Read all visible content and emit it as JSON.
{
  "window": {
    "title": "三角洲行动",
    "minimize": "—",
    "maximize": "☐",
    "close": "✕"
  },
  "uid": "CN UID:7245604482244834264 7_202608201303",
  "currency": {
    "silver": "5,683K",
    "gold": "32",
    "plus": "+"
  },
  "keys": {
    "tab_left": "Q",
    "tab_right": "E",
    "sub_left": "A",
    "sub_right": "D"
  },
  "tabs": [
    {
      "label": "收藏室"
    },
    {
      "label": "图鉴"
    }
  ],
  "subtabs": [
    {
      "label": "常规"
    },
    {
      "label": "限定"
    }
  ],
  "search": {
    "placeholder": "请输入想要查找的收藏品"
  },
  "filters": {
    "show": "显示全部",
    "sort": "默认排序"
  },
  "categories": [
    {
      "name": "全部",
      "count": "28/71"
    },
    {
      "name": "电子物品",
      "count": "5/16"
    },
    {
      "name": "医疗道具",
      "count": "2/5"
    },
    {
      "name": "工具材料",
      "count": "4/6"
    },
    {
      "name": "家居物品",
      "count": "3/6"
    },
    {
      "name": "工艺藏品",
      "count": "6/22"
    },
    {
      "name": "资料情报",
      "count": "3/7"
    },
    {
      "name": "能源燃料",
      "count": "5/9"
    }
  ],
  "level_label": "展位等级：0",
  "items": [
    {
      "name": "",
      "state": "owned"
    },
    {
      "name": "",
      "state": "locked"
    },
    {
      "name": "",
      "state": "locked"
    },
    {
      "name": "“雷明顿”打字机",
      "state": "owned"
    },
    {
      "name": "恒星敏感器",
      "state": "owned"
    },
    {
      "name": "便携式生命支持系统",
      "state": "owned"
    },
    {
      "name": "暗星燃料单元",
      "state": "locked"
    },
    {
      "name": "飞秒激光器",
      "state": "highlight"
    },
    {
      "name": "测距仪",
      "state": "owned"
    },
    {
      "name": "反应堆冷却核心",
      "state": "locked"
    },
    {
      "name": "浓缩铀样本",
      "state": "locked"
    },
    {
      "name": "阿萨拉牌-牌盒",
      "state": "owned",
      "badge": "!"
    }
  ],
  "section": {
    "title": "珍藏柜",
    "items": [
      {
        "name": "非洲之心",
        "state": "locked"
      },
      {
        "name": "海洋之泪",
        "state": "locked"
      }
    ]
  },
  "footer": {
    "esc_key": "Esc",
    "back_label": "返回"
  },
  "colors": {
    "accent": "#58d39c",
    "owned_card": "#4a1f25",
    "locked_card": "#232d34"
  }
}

____________________

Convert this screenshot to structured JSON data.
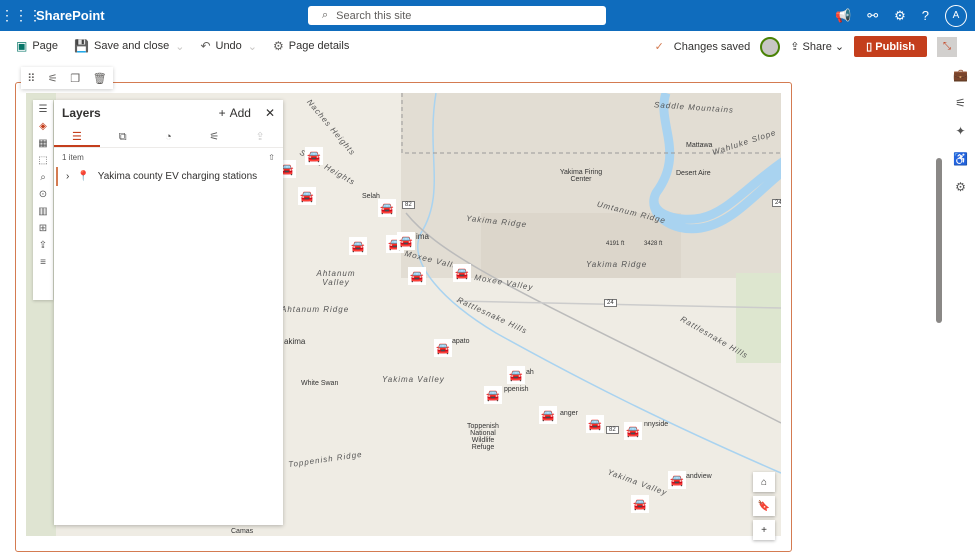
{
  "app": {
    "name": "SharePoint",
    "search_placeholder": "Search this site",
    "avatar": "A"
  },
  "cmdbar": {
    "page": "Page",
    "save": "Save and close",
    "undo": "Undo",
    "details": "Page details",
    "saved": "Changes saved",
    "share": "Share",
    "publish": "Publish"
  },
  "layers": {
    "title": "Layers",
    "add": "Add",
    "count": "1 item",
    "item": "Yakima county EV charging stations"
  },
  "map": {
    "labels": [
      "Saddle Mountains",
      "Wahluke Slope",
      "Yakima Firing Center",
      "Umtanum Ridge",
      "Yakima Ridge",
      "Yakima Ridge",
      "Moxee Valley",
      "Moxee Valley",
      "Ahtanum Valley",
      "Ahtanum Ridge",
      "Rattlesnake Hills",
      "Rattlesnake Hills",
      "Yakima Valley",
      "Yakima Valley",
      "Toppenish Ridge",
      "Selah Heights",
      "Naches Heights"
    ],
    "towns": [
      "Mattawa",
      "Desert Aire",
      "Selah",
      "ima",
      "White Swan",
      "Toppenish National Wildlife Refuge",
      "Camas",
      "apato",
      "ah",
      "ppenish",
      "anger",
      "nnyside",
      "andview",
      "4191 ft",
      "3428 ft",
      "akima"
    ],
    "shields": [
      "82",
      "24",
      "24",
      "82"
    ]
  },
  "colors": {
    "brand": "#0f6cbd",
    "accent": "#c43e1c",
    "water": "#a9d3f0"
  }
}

____________________

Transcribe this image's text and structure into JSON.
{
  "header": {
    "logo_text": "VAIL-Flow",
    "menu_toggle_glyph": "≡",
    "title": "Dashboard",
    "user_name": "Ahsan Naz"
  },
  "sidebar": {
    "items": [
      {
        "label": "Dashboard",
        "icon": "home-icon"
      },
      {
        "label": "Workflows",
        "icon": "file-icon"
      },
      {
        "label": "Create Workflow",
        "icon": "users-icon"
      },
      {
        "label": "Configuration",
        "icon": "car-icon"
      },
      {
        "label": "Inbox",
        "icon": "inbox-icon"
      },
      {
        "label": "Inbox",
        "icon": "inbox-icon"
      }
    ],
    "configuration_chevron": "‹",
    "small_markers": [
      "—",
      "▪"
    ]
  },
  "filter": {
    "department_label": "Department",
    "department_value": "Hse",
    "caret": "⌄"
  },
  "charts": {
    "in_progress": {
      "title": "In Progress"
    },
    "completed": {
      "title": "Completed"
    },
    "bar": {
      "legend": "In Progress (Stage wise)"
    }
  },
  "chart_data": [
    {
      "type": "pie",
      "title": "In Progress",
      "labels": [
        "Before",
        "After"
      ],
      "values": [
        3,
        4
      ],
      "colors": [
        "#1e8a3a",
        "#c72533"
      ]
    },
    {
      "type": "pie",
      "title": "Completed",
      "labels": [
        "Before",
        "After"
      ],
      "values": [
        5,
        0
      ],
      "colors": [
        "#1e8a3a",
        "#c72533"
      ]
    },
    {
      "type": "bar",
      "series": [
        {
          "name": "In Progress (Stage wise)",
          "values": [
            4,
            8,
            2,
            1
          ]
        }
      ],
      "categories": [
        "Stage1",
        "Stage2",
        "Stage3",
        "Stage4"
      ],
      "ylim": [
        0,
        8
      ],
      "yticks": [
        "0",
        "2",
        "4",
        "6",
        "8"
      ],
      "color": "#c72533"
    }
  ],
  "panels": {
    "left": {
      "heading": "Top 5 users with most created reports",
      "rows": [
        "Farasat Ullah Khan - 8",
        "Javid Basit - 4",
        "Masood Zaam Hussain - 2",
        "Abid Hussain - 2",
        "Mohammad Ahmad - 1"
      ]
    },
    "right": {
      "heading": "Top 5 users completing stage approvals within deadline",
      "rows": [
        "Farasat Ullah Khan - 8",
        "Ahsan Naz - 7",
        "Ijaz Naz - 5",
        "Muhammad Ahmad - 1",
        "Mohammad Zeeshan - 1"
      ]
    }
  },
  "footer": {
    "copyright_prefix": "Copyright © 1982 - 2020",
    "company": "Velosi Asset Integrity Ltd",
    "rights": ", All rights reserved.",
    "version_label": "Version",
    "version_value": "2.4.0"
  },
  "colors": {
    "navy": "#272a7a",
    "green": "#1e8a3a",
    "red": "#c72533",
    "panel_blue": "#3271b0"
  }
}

____________________

TASK TO COMPLETE: Using the material above, copy every line in which the string "Toppenish" occurs.

EXERCISE ANSWER:
      "Toppenish Ridge",
      "Toppenish National Wildlife Refuge",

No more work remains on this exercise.